### Exercise instructions
Give back the whole listing exactly as shown.

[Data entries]
----

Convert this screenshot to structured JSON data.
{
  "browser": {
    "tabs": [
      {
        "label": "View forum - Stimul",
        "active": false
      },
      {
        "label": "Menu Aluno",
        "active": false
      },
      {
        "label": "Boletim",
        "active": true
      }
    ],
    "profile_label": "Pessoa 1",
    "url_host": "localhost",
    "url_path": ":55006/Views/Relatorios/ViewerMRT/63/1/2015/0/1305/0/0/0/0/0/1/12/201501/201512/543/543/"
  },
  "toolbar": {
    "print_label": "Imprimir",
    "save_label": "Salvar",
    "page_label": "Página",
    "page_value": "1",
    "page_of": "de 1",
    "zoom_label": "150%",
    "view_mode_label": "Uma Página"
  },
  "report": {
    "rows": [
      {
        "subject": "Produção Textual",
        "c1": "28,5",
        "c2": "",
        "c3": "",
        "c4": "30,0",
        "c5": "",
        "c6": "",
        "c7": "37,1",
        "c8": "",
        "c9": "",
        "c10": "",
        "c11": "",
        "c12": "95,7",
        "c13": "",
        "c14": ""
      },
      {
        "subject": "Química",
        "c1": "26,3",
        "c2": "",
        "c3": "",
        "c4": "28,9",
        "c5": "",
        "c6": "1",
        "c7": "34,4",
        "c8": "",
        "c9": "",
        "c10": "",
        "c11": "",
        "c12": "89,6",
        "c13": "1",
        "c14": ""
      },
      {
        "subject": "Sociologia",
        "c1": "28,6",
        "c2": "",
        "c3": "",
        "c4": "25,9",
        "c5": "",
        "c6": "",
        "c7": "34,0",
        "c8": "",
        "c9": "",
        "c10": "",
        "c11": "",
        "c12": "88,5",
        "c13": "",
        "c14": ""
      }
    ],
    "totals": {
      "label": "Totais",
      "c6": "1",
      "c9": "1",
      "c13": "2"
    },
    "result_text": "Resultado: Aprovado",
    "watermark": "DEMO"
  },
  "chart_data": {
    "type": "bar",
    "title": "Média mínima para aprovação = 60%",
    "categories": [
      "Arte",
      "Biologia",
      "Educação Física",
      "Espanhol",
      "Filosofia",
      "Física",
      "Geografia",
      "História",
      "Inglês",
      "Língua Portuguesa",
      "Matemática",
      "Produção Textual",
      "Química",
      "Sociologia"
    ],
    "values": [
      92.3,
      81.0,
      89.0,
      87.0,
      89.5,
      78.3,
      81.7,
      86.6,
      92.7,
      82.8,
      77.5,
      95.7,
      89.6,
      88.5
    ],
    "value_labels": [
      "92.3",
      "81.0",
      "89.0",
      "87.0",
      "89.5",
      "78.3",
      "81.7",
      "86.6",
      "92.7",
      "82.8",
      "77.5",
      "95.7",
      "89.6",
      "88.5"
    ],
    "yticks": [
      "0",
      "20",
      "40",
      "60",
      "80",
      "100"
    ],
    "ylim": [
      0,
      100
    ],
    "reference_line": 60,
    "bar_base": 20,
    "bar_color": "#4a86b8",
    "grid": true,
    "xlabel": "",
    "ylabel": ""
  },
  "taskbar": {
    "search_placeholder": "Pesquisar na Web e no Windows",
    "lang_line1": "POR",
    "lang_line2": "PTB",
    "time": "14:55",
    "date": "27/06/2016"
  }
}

----

### Final answer
Convert this screenshot to structured JSON data.
{
  "browser": {
    "tabs": [
      {
        "label": "View forum - Stimul",
        "active": false
      },
      {
        "label": "Menu Aluno",
        "active": false
      },
      {
        "label": "Boletim",
        "active": true
      }
    ],
    "profile_label": "Pessoa 1",
    "url_host": "localhost",
    "url_path": ":55006/Views/Relatorios/ViewerMRT/63/1/2015/0/1305/0/0/0/0/0/1/12/201501/201512/543/543/"
  },
  "toolbar": {
    "print_label": "Imprimir",
    "save_label": "Salvar",
    "page_label": "Página",
    "page_value": "1",
    "page_of": "de 1",
    "zoom_label": "150%",
    "view_mode_label": "Uma Página"
  },
  "report": {
    "rows": [
      {
        "subject": "Produção Textual",
        "c1": "28,5",
        "c2": "",
        "c3": "",
        "c4": "30,0",
        "c5": "",
        "c6": "",
        "c7": "37,1",
        "c8": "",
        "c9": "",
        "c10": "",
        "c11": "",
        "c12": "95,7",
        "c13": "",
        "c14": ""
      },
      {
        "subject": "Química",
        "c1": "26,3",
        "c2": "",
        "c3": "",
        "c4": "28,9",
        "c5": "",
        "c6": "1",
        "c7": "34,4",
        "c8": "",
        "c9": "",
        "c10": "",
        "c11": "",
        "c12": "89,6",
        "c13": "1",
        "c14": ""
      },
      {
        "subject": "Sociologia",
        "c1": "28,6",
        "c2": "",
        "c3": "",
        "c4": "25,9",
        "c5": "",
        "c6": "",
        "c7": "34,0",
        "c8": "",
        "c9": "",
        "c10": "",
        "c11": "",
        "c12": "88,5",
        "c13": "",
        "c14": ""
      }
    ],
    "totals": {
      "label": "Totais",
      "c6": "1",
      "c9": "1",
      "c13": "2"
    },
    "result_text": "Resultado: Aprovado",
    "watermark": "DEMO"
  },
  "chart_data": {
    "type": "bar",
    "title": "Média mínima para aprovação = 60%",
    "categories": [
      "Arte",
      "Biologia",
      "Educação Física",
      "Espanhol",
      "Filosofia",
      "Física",
      "Geografia",
      "História",
      "Inglês",
      "Língua Portuguesa",
      "Matemática",
      "Produção Textual",
      "Química",
      "Sociologia"
    ],
    "values": [
      92.3,
      81.0,
      89.0,
      87.0,
      89.5,
      78.3,
      81.7,
      86.6,
      92.7,
      82.8,
      77.5,
      95.7,
      89.6,
      88.5
    ],
    "value_labels": [
      "92.3",
      "81.0",
      "89.0",
      "87.0",
      "89.5",
      "78.3",
      "81.7",
      "86.6",
      "92.7",
      "82.8",
      "77.5",
      "95.7",
      "89.6",
      "88.5"
    ],
    "yticks": [
      "0",
      "20",
      "40",
      "60",
      "80",
      "100"
    ],
    "ylim": [
      0,
      100
    ],
    "reference_line": 60,
    "bar_base": 20,
    "bar_color": "#4a86b8",
    "grid": true,
    "xlabel": "",
    "ylabel": ""
  },
  "taskbar": {
    "search_placeholder": "Pesquisar na Web e no Windows",
    "lang_line1": "POR",
    "lang_line2": "PTB",
    "time": "14:55",
    "date": "27/06/2016"
  }
}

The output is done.